[START RECORDS FOR THE TASK]

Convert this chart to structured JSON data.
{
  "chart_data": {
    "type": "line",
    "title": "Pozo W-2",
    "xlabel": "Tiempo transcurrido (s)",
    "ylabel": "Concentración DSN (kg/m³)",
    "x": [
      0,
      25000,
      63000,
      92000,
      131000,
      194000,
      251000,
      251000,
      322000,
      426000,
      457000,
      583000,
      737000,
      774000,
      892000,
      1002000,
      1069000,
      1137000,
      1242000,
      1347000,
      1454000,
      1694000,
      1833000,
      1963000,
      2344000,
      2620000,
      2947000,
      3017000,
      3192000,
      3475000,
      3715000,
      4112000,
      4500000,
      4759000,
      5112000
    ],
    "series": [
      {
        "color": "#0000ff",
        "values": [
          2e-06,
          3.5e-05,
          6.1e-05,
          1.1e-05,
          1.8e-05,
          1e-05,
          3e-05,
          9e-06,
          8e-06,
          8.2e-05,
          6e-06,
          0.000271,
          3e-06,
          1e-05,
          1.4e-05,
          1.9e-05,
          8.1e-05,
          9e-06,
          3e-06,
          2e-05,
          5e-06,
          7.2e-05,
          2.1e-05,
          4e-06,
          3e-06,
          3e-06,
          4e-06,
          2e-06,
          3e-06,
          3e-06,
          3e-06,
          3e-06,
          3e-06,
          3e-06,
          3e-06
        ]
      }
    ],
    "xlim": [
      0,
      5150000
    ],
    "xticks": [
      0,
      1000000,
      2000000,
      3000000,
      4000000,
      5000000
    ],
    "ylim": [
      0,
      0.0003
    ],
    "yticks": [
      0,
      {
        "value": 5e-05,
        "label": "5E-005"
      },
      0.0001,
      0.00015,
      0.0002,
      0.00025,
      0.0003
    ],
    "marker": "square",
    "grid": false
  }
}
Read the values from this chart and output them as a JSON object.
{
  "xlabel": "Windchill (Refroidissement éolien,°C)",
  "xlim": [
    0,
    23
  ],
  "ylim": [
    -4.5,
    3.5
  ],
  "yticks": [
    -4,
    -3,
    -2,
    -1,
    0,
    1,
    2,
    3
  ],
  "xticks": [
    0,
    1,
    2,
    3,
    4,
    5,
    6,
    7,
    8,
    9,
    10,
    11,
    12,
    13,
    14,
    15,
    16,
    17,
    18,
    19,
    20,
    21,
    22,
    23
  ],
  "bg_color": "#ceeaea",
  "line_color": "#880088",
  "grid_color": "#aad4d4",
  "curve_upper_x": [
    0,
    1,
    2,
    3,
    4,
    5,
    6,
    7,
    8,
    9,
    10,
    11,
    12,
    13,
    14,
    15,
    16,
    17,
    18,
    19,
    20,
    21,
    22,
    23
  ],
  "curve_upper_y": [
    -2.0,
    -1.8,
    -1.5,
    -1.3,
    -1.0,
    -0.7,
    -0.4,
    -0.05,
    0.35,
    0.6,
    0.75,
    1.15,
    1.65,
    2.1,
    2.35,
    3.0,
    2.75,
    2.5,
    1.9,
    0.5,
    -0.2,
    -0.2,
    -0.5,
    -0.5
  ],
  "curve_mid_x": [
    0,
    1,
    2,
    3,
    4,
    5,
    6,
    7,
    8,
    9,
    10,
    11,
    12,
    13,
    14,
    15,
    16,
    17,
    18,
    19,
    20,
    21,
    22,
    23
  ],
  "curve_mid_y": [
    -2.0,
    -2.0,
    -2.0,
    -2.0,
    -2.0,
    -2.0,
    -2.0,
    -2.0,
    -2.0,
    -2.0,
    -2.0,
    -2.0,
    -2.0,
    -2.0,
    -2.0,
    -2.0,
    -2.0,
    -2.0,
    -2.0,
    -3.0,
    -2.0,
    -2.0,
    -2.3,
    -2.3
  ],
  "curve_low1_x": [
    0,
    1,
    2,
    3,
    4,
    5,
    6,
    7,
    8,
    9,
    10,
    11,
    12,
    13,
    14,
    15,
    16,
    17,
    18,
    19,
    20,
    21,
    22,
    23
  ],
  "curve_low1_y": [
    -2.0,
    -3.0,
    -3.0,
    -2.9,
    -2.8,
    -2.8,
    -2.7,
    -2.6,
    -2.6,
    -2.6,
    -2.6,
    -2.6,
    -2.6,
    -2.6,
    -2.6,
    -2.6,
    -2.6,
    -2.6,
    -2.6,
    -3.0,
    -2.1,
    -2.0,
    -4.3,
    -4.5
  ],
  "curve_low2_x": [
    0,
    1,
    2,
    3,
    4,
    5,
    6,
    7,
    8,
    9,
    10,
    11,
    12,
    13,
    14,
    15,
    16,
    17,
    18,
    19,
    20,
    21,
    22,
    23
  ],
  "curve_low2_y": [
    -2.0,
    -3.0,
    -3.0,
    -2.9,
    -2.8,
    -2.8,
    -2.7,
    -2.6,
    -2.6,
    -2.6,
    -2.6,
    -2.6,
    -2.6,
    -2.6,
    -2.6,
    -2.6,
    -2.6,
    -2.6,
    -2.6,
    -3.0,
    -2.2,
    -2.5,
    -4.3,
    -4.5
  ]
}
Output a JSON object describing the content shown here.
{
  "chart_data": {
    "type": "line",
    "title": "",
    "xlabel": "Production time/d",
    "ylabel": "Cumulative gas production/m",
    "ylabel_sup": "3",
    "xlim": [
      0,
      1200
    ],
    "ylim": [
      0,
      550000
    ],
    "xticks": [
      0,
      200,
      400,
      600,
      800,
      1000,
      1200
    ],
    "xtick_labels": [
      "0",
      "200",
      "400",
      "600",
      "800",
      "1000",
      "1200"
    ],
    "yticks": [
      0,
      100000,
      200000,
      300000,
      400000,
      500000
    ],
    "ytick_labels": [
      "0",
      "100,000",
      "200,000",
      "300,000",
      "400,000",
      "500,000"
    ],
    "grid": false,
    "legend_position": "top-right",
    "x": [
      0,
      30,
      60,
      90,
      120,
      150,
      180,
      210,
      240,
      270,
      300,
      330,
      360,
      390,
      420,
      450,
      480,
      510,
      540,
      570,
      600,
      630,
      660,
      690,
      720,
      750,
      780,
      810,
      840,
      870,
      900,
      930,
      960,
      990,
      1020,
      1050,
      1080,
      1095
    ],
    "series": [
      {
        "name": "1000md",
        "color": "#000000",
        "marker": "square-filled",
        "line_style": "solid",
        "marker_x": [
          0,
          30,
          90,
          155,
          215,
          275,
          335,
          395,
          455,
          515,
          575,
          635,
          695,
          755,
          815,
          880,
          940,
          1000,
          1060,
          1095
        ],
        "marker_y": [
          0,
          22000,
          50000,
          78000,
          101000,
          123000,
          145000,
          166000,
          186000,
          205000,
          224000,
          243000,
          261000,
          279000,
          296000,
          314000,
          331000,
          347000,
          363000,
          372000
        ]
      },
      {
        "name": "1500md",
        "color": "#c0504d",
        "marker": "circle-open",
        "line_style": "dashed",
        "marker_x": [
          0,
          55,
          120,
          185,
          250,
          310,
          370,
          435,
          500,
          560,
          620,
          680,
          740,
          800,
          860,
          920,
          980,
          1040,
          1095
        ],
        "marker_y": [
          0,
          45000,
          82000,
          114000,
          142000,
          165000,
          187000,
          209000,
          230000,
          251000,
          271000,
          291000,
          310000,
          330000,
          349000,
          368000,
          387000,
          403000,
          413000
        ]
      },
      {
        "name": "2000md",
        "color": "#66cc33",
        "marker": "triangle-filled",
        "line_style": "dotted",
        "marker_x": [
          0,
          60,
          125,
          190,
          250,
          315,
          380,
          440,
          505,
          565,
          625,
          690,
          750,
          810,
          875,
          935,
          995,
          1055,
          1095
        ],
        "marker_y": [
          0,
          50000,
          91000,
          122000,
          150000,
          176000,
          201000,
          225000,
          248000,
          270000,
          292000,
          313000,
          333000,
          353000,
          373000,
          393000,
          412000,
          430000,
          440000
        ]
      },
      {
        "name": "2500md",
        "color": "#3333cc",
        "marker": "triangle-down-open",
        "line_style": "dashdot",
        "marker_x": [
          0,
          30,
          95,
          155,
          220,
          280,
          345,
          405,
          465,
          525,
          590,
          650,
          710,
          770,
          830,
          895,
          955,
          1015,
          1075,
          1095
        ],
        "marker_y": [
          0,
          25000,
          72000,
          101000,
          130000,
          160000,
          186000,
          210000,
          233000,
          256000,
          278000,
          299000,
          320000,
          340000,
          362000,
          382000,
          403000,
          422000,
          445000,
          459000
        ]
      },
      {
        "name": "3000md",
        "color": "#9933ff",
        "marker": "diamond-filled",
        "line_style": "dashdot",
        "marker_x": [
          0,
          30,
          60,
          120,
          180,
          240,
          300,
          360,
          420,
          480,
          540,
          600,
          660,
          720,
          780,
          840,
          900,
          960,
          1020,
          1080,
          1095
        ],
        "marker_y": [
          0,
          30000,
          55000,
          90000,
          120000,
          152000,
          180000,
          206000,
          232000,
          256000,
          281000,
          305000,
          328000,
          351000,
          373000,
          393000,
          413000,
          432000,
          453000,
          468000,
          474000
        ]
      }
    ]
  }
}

[END RECORDS FOR THE TASK]

WHAT THE EXERCISE ASKS — Out of the material above, gather each line where "xlabel" appears.

THE RESULT —
    "xlabel": "Tiempo transcurrido (s)",
  "xlabel": "Windchill (Refroidissement éolien,°C)",
    "xlabel": "Production time/d",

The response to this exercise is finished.